DATA EXCERPTS ▸
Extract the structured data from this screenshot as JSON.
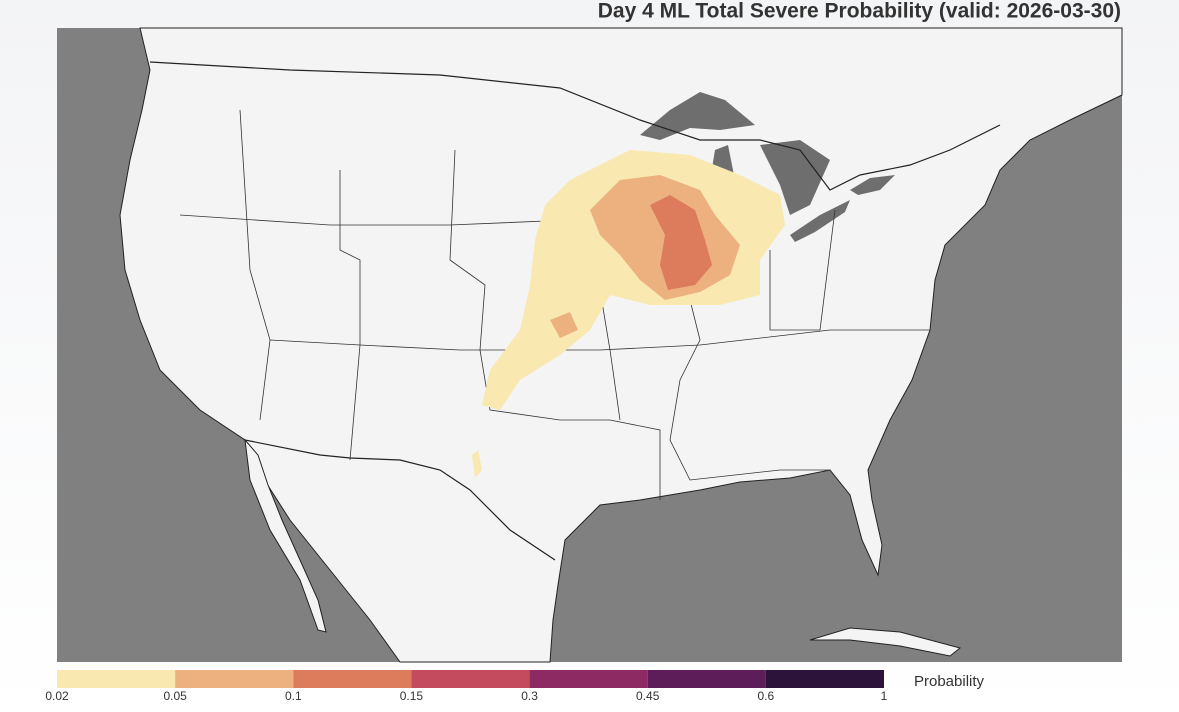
{
  "title": "Day 4 ML Total Severe Probability (valid: 2026-03-30)",
  "colorbar": {
    "label": "Probability",
    "ticks": [
      0.02,
      0.05,
      0.1,
      0.15,
      0.3,
      0.45,
      0.6,
      1
    ],
    "colors": [
      "#f9e8b0",
      "#edb07f",
      "#dd7c5c",
      "#c44b5d",
      "#8d2a63",
      "#5c1d58",
      "#2c1339"
    ]
  }
}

TASK BRIEF ▸
Leave out the pictures and return every record word for word.

OUTPUT OF THE EXERCISE ▸
Extract the structured data from this screenshot as JSON.
{
  "title": "Day 4 ML Total Severe Probability (valid: 2026-03-30)",
  "colorbar": {
    "label": "Probability",
    "ticks": [
      0.02,
      0.05,
      0.1,
      0.15,
      0.3,
      0.45,
      0.6,
      1
    ],
    "colors": [
      "#f9e8b0",
      "#edb07f",
      "#dd7c5c",
      "#c44b5d",
      "#8d2a63",
      "#5c1d58",
      "#2c1339"
    ]
  }
}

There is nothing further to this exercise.